**Direction 1**
Give each award category in the home run trot text, with the player and team named for it.
**Direction 2**
Retype the home run trot text word for word, from "Quickest Trot: Ben" to "in 19.09 seconds.".

With that continuing spirit of Opening Day, let's get to the trots!

Home Run of the Day: Kila Ka'aihue, Kansas City Royals – 19.53 seconds [video]
It can get really easy sometimes to just throw the night's walkoff blast here as the Home Run of the Day. It's awful hard to have a bigger, more important blast than a walkoff, after all. I try not to be blindly devoted to the walkoff, though. Last night, for example, Toronto's J.P. Arencibia hit two home runs in Toronto's Opening Day game (22.59 and 22.67 seconds) – and he's still a rookie! Another rookie, San Francisco's much-touted Brandon Belt, hit his first career home run down in Dodger Stadium (21.43 seconds). John Buck (21.38 seconds) and Neil Walker (21.97 seconds) both hit Opening Day grand slams as well, while Chicago's Carlos Quentin (24.1 seconds) and Cleveland's Carlos Santana (21.68 seconds) both had their home runs reviewed after hitting bombs to the same part of Progressive Field (they each maintained a steady trot, so their times count).

But, no matter how impressive those shots were, I can't give the Home Run of the Day to anyone other than Kila Ka'aihue. With the Royals tied at one with the Angels after a strong start from Los Angeles' Dan Haren, Kila led off the bottom of the ninth with a huge blast to right-centerfield. The stadium was so loud and raucous that the television camera following him down the third-base line was shaking. He also managed to turn in a great trot time of 19.53 seconds.

Slowest Trot: David Ortiz, Boston Red Sox – 25.82 seconds [video]
If you read the Tater Trot Tracker at all last year, then there's one thing that you know more than anything else: David Ortiz has a very special way of running out his trots. Ten of the fourteen slowest trots of 2010 were at the lumbering feet of Big Papi. So when he hit his first home run of the year on Opening Day and continued his slow-moving ways so convincingly, I couldn't help but smile. There were a few other 24-second trots on Friday, but only Papi put up anything over 25-seconds, let alone pushing 26-seconds. I can't wait to see what he brings the rest of the season.

Quickest Trot: Ben Zobrist, Tampa Bay Rays – 18.7 seconds [video]
There were a number of good, solid quick trots in Friday's games, but the quickest belongs, without a doubt, to the great Tampa Bay Zorilla. His first-pitch, rightfield blast was the only trot to clock in at in the 18-second range. The next quickest trot also came from the state of Florida, where the Marlins' Logan Morrison scooted around the base in 19.09 seconds.

**Data**
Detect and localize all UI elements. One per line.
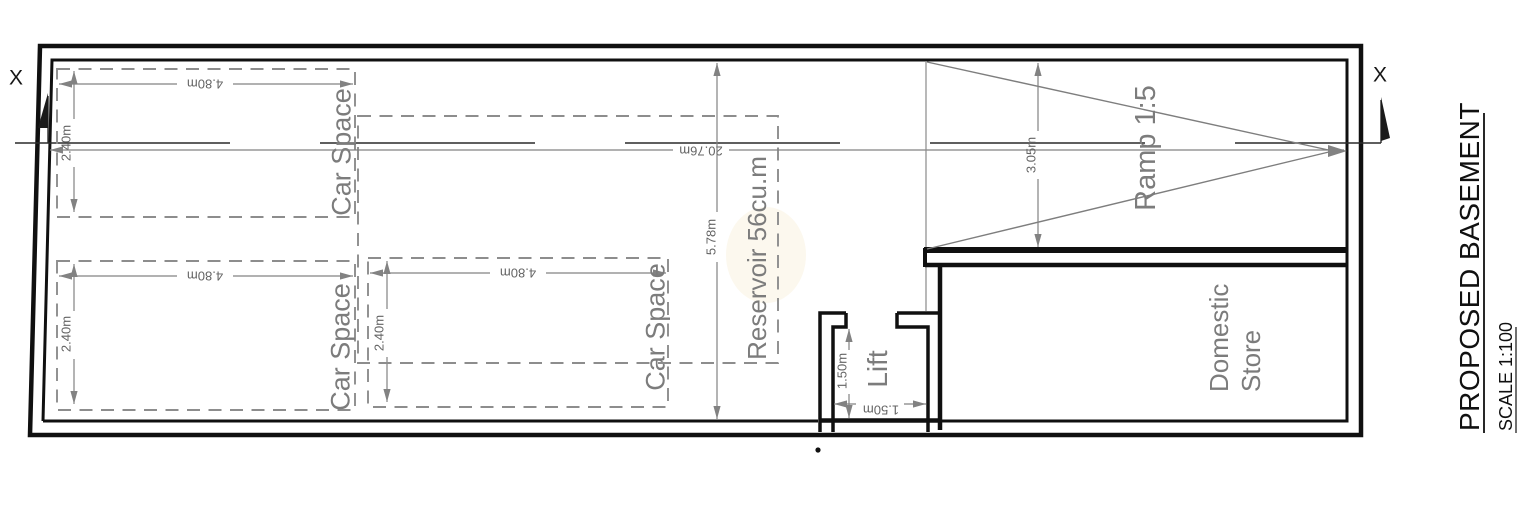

**Correct output 1**
Home Run of the Day: Kila Ka'aihue, Kansas City Royals
Slowest Trot: David Ortiz, Boston Red Sox
Quickest Trot: Ben Zobrist, Tampa Bay Rays

**Correct output 2**
Quickest Trot: Ben Zobrist, Tampa Bay Rays – 18.7 seconds [video]
There were a number of good, solid quick trots in Friday's games, but the quickest belongs, without a doubt, to the great Tampa Bay Zorilla. His first-pitch, rightfield blast was the only trot to clock in at in the 18-second range. The next quickest trot also came from the state of Florida, where the Marlins' Logan Morrison scooted around the base in 19.09 seconds.